>> start Supplied data

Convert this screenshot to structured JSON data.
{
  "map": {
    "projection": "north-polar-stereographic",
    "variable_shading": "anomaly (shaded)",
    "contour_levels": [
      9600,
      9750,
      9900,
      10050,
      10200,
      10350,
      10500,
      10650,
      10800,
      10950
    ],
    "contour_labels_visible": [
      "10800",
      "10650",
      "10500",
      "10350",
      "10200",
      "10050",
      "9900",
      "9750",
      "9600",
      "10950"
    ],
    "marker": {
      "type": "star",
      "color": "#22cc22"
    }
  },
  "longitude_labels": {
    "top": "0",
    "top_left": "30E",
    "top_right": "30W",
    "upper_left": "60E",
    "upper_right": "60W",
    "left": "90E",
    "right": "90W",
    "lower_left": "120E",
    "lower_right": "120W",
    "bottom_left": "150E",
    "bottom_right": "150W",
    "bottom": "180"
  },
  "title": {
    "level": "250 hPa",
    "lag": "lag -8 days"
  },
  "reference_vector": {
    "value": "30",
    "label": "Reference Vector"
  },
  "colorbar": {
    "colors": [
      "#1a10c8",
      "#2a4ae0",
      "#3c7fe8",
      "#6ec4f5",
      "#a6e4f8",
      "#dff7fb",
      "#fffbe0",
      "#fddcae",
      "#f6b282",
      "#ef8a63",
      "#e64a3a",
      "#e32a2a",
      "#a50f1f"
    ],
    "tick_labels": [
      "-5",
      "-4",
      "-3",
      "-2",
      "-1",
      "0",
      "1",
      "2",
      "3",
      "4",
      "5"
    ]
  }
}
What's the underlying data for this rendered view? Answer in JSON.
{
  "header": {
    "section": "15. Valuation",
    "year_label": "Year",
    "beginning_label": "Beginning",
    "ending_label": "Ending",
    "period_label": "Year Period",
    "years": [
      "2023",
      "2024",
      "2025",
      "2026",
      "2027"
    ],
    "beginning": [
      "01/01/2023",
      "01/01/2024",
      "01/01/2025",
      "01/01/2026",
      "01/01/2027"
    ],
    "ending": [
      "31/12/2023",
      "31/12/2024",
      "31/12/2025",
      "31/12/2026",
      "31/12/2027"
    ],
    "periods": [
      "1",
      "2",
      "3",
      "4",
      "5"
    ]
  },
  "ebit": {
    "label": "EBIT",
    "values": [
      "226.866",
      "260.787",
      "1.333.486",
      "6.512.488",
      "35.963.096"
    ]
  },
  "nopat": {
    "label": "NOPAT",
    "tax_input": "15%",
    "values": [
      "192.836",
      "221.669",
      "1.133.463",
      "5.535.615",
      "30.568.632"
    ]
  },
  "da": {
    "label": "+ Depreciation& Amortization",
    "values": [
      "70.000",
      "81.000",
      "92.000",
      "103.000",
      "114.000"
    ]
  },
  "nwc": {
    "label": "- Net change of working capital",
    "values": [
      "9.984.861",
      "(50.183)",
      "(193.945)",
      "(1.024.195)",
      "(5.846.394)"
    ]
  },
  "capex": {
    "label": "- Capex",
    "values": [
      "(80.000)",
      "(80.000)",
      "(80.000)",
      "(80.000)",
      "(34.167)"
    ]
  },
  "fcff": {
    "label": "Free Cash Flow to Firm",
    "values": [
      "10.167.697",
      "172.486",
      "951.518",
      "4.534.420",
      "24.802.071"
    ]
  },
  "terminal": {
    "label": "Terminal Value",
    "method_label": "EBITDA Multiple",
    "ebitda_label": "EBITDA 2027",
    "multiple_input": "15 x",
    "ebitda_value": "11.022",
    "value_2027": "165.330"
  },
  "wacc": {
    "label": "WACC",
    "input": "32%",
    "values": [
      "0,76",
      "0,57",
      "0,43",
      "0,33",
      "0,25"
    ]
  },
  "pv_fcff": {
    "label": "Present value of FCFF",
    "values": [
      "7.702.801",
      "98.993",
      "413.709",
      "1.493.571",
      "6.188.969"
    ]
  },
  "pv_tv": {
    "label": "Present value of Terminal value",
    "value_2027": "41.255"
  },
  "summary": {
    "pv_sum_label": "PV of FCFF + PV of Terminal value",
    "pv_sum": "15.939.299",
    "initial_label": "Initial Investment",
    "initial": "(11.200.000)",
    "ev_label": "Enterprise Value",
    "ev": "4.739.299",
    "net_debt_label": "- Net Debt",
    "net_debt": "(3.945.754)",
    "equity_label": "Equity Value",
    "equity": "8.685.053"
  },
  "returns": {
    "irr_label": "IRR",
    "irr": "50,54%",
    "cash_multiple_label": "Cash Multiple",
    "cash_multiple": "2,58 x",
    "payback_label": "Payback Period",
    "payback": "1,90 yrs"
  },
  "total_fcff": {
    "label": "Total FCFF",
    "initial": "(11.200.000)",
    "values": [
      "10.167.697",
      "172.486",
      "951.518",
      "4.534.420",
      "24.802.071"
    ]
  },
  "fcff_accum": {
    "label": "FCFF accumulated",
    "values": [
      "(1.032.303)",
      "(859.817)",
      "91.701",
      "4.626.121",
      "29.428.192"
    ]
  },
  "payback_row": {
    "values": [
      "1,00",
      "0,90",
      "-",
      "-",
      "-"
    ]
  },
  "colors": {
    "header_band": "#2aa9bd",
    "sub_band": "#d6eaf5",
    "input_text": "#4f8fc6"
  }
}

>> end Supplied data

> _Exercise description_: The records above should all be quoted exactly, please.

> _Solution below_:
Convert this screenshot to structured JSON data.
{
  "map": {
    "projection": "north-polar-stereographic",
    "variable_shading": "anomaly (shaded)",
    "contour_levels": [
      9600,
      9750,
      9900,
      10050,
      10200,
      10350,
      10500,
      10650,
      10800,
      10950
    ],
    "contour_labels_visible": [
      "10800",
      "10650",
      "10500",
      "10350",
      "10200",
      "10050",
      "9900",
      "9750",
      "9600",
      "10950"
    ],
    "marker": {
      "type": "star",
      "color": "#22cc22"
    }
  },
  "longitude_labels": {
    "top": "0",
    "top_left": "30E",
    "top_right": "30W",
    "upper_left": "60E",
    "upper_right": "60W",
    "left": "90E",
    "right": "90W",
    "lower_left": "120E",
    "lower_right": "120W",
    "bottom_left": "150E",
    "bottom_right": "150W",
    "bottom": "180"
  },
  "title": {
    "level": "250 hPa",
    "lag": "lag -8 days"
  },
  "reference_vector": {
    "value": "30",
    "label": "Reference Vector"
  },
  "colorbar": {
    "colors": [
      "#1a10c8",
      "#2a4ae0",
      "#3c7fe8",
      "#6ec4f5",
      "#a6e4f8",
      "#dff7fb",
      "#fffbe0",
      "#fddcae",
      "#f6b282",
      "#ef8a63",
      "#e64a3a",
      "#e32a2a",
      "#a50f1f"
    ],
    "tick_labels": [
      "-5",
      "-4",
      "-3",
      "-2",
      "-1",
      "0",
      "1",
      "2",
      "3",
      "4",
      "5"
    ]
  }
}
What's the underlying data for this rendered view? Answer in JSON.
{
  "header": {
    "section": "15. Valuation",
    "year_label": "Year",
    "beginning_label": "Beginning",
    "ending_label": "Ending",
    "period_label": "Year Period",
    "years": [
      "2023",
      "2024",
      "2025",
      "2026",
      "2027"
    ],
    "beginning": [
      "01/01/2023",
      "01/01/2024",
      "01/01/2025",
      "01/01/2026",
      "01/01/2027"
    ],
    "ending": [
      "31/12/2023",
      "31/12/2024",
      "31/12/2025",
      "31/12/2026",
      "31/12/2027"
    ],
    "periods": [
      "1",
      "2",
      "3",
      "4",
      "5"
    ]
  },
  "ebit": {
    "label": "EBIT",
    "values": [
      "226.866",
      "260.787",
      "1.333.486",
      "6.512.488",
      "35.963.096"
    ]
  },
  "nopat": {
    "label": "NOPAT",
    "tax_input": "15%",
    "values": [
      "192.836",
      "221.669",
      "1.133.463",
      "5.535.615",
      "30.568.632"
    ]
  },
  "da": {
    "label": "+ Depreciation& Amortization",
    "values": [
      "70.000",
      "81.000",
      "92.000",
      "103.000",
      "114.000"
    ]
  },
  "nwc": {
    "label": "- Net change of working capital",
    "values": [
      "9.984.861",
      "(50.183)",
      "(193.945)",
      "(1.024.195)",
      "(5.846.394)"
    ]
  },
  "capex": {
    "label": "- Capex",
    "values": [
      "(80.000)",
      "(80.000)",
      "(80.000)",
      "(80.000)",
      "(34.167)"
    ]
  },
  "fcff": {
    "label": "Free Cash Flow to Firm",
    "values": [
      "10.167.697",
      "172.486",
      "951.518",
      "4.534.420",
      "24.802.071"
    ]
  },
  "terminal": {
    "label": "Terminal Value",
    "method_label": "EBITDA Multiple",
    "ebitda_label": "EBITDA 2027",
    "multiple_input": "15 x",
    "ebitda_value": "11.022",
    "value_2027": "165.330"
  },
  "wacc": {
    "label": "WACC",
    "input": "32%",
    "values": [
      "0,76",
      "0,57",
      "0,43",
      "0,33",
      "0,25"
    ]
  },
  "pv_fcff": {
    "label": "Present value of FCFF",
    "values": [
      "7.702.801",
      "98.993",
      "413.709",
      "1.493.571",
      "6.188.969"
    ]
  },
  "pv_tv": {
    "label": "Present value of Terminal value",
    "value_2027": "41.255"
  },
  "summary": {
    "pv_sum_label": "PV of FCFF + PV of Terminal value",
    "pv_sum": "15.939.299",
    "initial_label": "Initial Investment",
    "initial": "(11.200.000)",
    "ev_label": "Enterprise Value",
    "ev": "4.739.299",
    "net_debt_label": "- Net Debt",
    "net_debt": "(3.945.754)",
    "equity_label": "Equity Value",
    "equity": "8.685.053"
  },
  "returns": {
    "irr_label": "IRR",
    "irr": "50,54%",
    "cash_multiple_label": "Cash Multiple",
    "cash_multiple": "2,58 x",
    "payback_label": "Payback Period",
    "payback": "1,90 yrs"
  },
  "total_fcff": {
    "label": "Total FCFF",
    "initial": "(11.200.000)",
    "values": [
      "10.167.697",
      "172.486",
      "951.518",
      "4.534.420",
      "24.802.071"
    ]
  },
  "fcff_accum": {
    "label": "FCFF accumulated",
    "values": [
      "(1.032.303)",
      "(859.817)",
      "91.701",
      "4.626.121",
      "29.428.192"
    ]
  },
  "payback_row": {
    "values": [
      "1,00",
      "0,90",
      "-",
      "-",
      "-"
    ]
  },
  "colors": {
    "header_band": "#2aa9bd",
    "sub_band": "#d6eaf5",
    "input_text": "#4f8fc6"
  }
}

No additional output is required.